#### DATASET ROWS ####

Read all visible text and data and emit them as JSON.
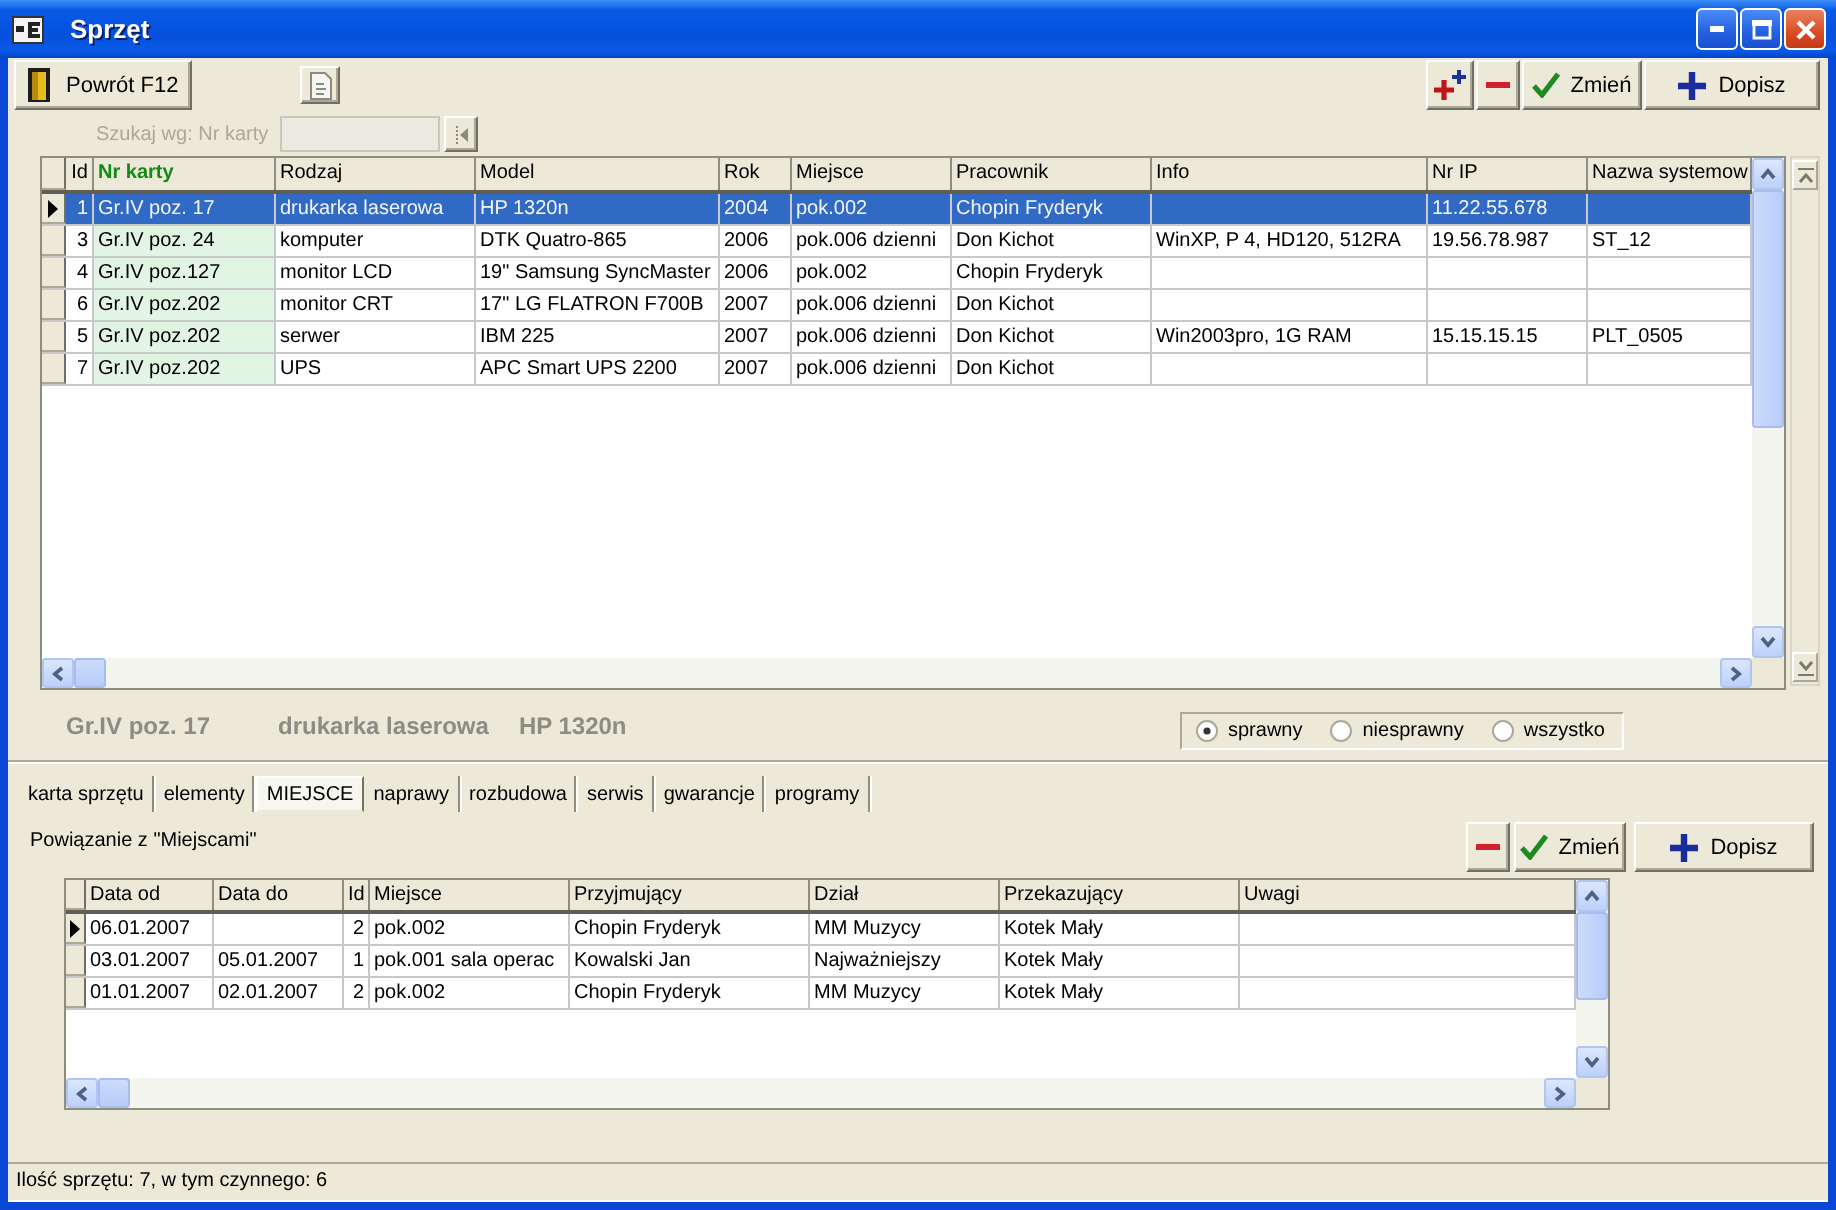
{
  "window": {
    "title": "Sprzęt"
  },
  "toolbar": {
    "back_button": "Powrót F12",
    "actions": [
      {
        "kind": "add-many"
      },
      {
        "kind": "remove"
      },
      {
        "kind": "edit",
        "label": "Zmień"
      },
      {
        "kind": "add",
        "label": "Dopisz"
      }
    ]
  },
  "search": {
    "label": "Szukaj wg: Nr karty",
    "disabled": true
  },
  "equipment_table": {
    "columns": [
      {
        "label": "Id",
        "kind": "number",
        "highlighted": false
      },
      {
        "label": "Nr karty",
        "kind": "text",
        "highlighted": true
      },
      {
        "label": "Rodzaj",
        "kind": "text",
        "highlighted": false
      },
      {
        "label": "Model",
        "kind": "text",
        "highlighted": false
      },
      {
        "label": "Rok",
        "kind": "text",
        "highlighted": false
      },
      {
        "label": "Miejsce",
        "kind": "text",
        "highlighted": false
      },
      {
        "label": "Pracownik",
        "kind": "text",
        "highlighted": false
      },
      {
        "label": "Info",
        "kind": "text",
        "highlighted": false
      },
      {
        "label": "Nr IP",
        "kind": "text",
        "highlighted": false
      },
      {
        "label": "Nazwa systemow",
        "kind": "text",
        "highlighted": false
      }
    ],
    "rows": [
      {
        "selected": true,
        "cells": [
          "1",
          "Gr.IV poz. 17",
          "drukarka laserowa",
          "HP 1320n",
          "2004",
          "pok.002",
          "Chopin Fryderyk",
          null,
          "11.22.55.678",
          null
        ]
      },
      {
        "selected": false,
        "cells": [
          "3",
          "Gr.IV poz. 24",
          "komputer",
          "DTK Quatro-865",
          "2006",
          "pok.006 dzienni",
          "Don Kichot",
          "WinXP, P 4, HD120, 512RA",
          "19.56.78.987",
          "ST_12"
        ]
      },
      {
        "selected": false,
        "cells": [
          "4",
          "Gr.IV poz.127",
          "monitor LCD",
          "19\" Samsung SyncMaster",
          "2006",
          "pok.002",
          "Chopin Fryderyk",
          null,
          null,
          null
        ]
      },
      {
        "selected": false,
        "cells": [
          "6",
          "Gr.IV poz.202",
          "monitor CRT",
          "17\" LG FLATRON F700B",
          "2007",
          "pok.006 dzienni",
          "Don Kichot",
          null,
          null,
          null
        ]
      },
      {
        "selected": false,
        "cells": [
          "5",
          "Gr.IV poz.202",
          "serwer",
          "IBM 225",
          "2007",
          "pok.006 dzienni",
          "Don Kichot",
          "Win2003pro, 1G RAM",
          "15.15.15.15",
          "PLT_0505"
        ]
      },
      {
        "selected": false,
        "cells": [
          "7",
          "Gr.IV poz.202",
          "UPS",
          "APC Smart UPS 2200",
          "2007",
          "pok.006 dzienni",
          "Don Kichot",
          null,
          null,
          null
        ]
      }
    ]
  },
  "record_summary": [
    "Gr.IV poz. 17",
    "drukarka laserowa",
    "HP 1320n"
  ],
  "status_filter": [
    {
      "label": "sprawny",
      "selected": true
    },
    {
      "label": "niesprawny",
      "selected": false
    },
    {
      "label": "wszystko",
      "selected": false
    }
  ],
  "tabs": [
    {
      "label": "karta sprzętu",
      "selected": false
    },
    {
      "label": "elementy",
      "selected": false
    },
    {
      "label": "MIEJSCE",
      "selected": true
    },
    {
      "label": "naprawy",
      "selected": false
    },
    {
      "label": "rozbudowa",
      "selected": false
    },
    {
      "label": "serwis",
      "selected": false
    },
    {
      "label": "gwarancje",
      "selected": false
    },
    {
      "label": "programy",
      "selected": false
    }
  ],
  "location_panel": {
    "caption": "Powiązanie z \"Miejscami\"",
    "actions": [
      {
        "kind": "remove"
      },
      {
        "kind": "edit",
        "label": "Zmień"
      },
      {
        "kind": "add",
        "label": "Dopisz"
      }
    ],
    "table": {
      "columns": [
        {
          "label": "Data od",
          "kind": "text"
        },
        {
          "label": "Data do",
          "kind": "text"
        },
        {
          "label": "Id",
          "kind": "number"
        },
        {
          "label": "Miejsce",
          "kind": "text"
        },
        {
          "label": "Przyjmujący",
          "kind": "text"
        },
        {
          "label": "Dział",
          "kind": "text"
        },
        {
          "label": "Przekazujący",
          "kind": "text"
        },
        {
          "label": "Uwagi",
          "kind": "text"
        }
      ],
      "rows": [
        {
          "selected": true,
          "cells": [
            "06.01.2007",
            null,
            "2",
            "pok.002",
            "Chopin Fryderyk",
            "MM Muzycy",
            "Kotek Mały",
            null
          ]
        },
        {
          "selected": false,
          "cells": [
            "03.01.2007",
            "05.01.2007",
            "1",
            "pok.001 sala operac",
            "Kowalski Jan",
            "Najważniejszy",
            "Kotek Mały",
            null
          ]
        },
        {
          "selected": false,
          "cells": [
            "01.01.2007",
            "02.01.2007",
            "2",
            "pok.002",
            "Chopin Fryderyk",
            "MM Muzycy",
            "Kotek Mały",
            null
          ]
        }
      ]
    }
  },
  "status_bar": "Ilość sprzętu: 7, w tym czynnego: 6"
}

####

BRIEF ::
Go through the material above and print all of it exactly, except the pictures.

EXERCISE SOLUTION ::
Read all visible text and data and emit them as JSON.
{
  "window": {
    "title": "Sprzęt"
  },
  "toolbar": {
    "back_button": "Powrót F12",
    "actions": [
      {
        "kind": "add-many"
      },
      {
        "kind": "remove"
      },
      {
        "kind": "edit",
        "label": "Zmień"
      },
      {
        "kind": "add",
        "label": "Dopisz"
      }
    ]
  },
  "search": {
    "label": "Szukaj wg: Nr karty",
    "disabled": true
  },
  "equipment_table": {
    "columns": [
      {
        "label": "Id",
        "kind": "number",
        "highlighted": false
      },
      {
        "label": "Nr karty",
        "kind": "text",
        "highlighted": true
      },
      {
        "label": "Rodzaj",
        "kind": "text",
        "highlighted": false
      },
      {
        "label": "Model",
        "kind": "text",
        "highlighted": false
      },
      {
        "label": "Rok",
        "kind": "text",
        "highlighted": false
      },
      {
        "label": "Miejsce",
        "kind": "text",
        "highlighted": false
      },
      {
        "label": "Pracownik",
        "kind": "text",
        "highlighted": false
      },
      {
        "label": "Info",
        "kind": "text",
        "highlighted": false
      },
      {
        "label": "Nr IP",
        "kind": "text",
        "highlighted": false
      },
      {
        "label": "Nazwa systemow",
        "kind": "text",
        "highlighted": false
      }
    ],
    "rows": [
      {
        "selected": true,
        "cells": [
          "1",
          "Gr.IV poz. 17",
          "drukarka laserowa",
          "HP 1320n",
          "2004",
          "pok.002",
          "Chopin Fryderyk",
          null,
          "11.22.55.678",
          null
        ]
      },
      {
        "selected": false,
        "cells": [
          "3",
          "Gr.IV poz. 24",
          "komputer",
          "DTK Quatro-865",
          "2006",
          "pok.006 dzienni",
          "Don Kichot",
          "WinXP, P 4, HD120, 512RA",
          "19.56.78.987",
          "ST_12"
        ]
      },
      {
        "selected": false,
        "cells": [
          "4",
          "Gr.IV poz.127",
          "monitor LCD",
          "19\" Samsung SyncMaster",
          "2006",
          "pok.002",
          "Chopin Fryderyk",
          null,
          null,
          null
        ]
      },
      {
        "selected": false,
        "cells": [
          "6",
          "Gr.IV poz.202",
          "monitor CRT",
          "17\" LG FLATRON F700B",
          "2007",
          "pok.006 dzienni",
          "Don Kichot",
          null,
          null,
          null
        ]
      },
      {
        "selected": false,
        "cells": [
          "5",
          "Gr.IV poz.202",
          "serwer",
          "IBM 225",
          "2007",
          "pok.006 dzienni",
          "Don Kichot",
          "Win2003pro, 1G RAM",
          "15.15.15.15",
          "PLT_0505"
        ]
      },
      {
        "selected": false,
        "cells": [
          "7",
          "Gr.IV poz.202",
          "UPS",
          "APC Smart UPS 2200",
          "2007",
          "pok.006 dzienni",
          "Don Kichot",
          null,
          null,
          null
        ]
      }
    ]
  },
  "record_summary": [
    "Gr.IV poz. 17",
    "drukarka laserowa",
    "HP 1320n"
  ],
  "status_filter": [
    {
      "label": "sprawny",
      "selected": true
    },
    {
      "label": "niesprawny",
      "selected": false
    },
    {
      "label": "wszystko",
      "selected": false
    }
  ],
  "tabs": [
    {
      "label": "karta sprzętu",
      "selected": false
    },
    {
      "label": "elementy",
      "selected": false
    },
    {
      "label": "MIEJSCE",
      "selected": true
    },
    {
      "label": "naprawy",
      "selected": false
    },
    {
      "label": "rozbudowa",
      "selected": false
    },
    {
      "label": "serwis",
      "selected": false
    },
    {
      "label": "gwarancje",
      "selected": false
    },
    {
      "label": "programy",
      "selected": false
    }
  ],
  "location_panel": {
    "caption": "Powiązanie z \"Miejscami\"",
    "actions": [
      {
        "kind": "remove"
      },
      {
        "kind": "edit",
        "label": "Zmień"
      },
      {
        "kind": "add",
        "label": "Dopisz"
      }
    ],
    "table": {
      "columns": [
        {
          "label": "Data od",
          "kind": "text"
        },
        {
          "label": "Data do",
          "kind": "text"
        },
        {
          "label": "Id",
          "kind": "number"
        },
        {
          "label": "Miejsce",
          "kind": "text"
        },
        {
          "label": "Przyjmujący",
          "kind": "text"
        },
        {
          "label": "Dział",
          "kind": "text"
        },
        {
          "label": "Przekazujący",
          "kind": "text"
        },
        {
          "label": "Uwagi",
          "kind": "text"
        }
      ],
      "rows": [
        {
          "selected": true,
          "cells": [
            "06.01.2007",
            null,
            "2",
            "pok.002",
            "Chopin Fryderyk",
            "MM Muzycy",
            "Kotek Mały",
            null
          ]
        },
        {
          "selected": false,
          "cells": [
            "03.01.2007",
            "05.01.2007",
            "1",
            "pok.001 sala operac",
            "Kowalski Jan",
            "Najważniejszy",
            "Kotek Mały",
            null
          ]
        },
        {
          "selected": false,
          "cells": [
            "01.01.2007",
            "02.01.2007",
            "2",
            "pok.002",
            "Chopin Fryderyk",
            "MM Muzycy",
            "Kotek Mały",
            null
          ]
        }
      ]
    }
  },
  "status_bar": "Ilość sprzętu: 7, w tym czynnego: 6"
}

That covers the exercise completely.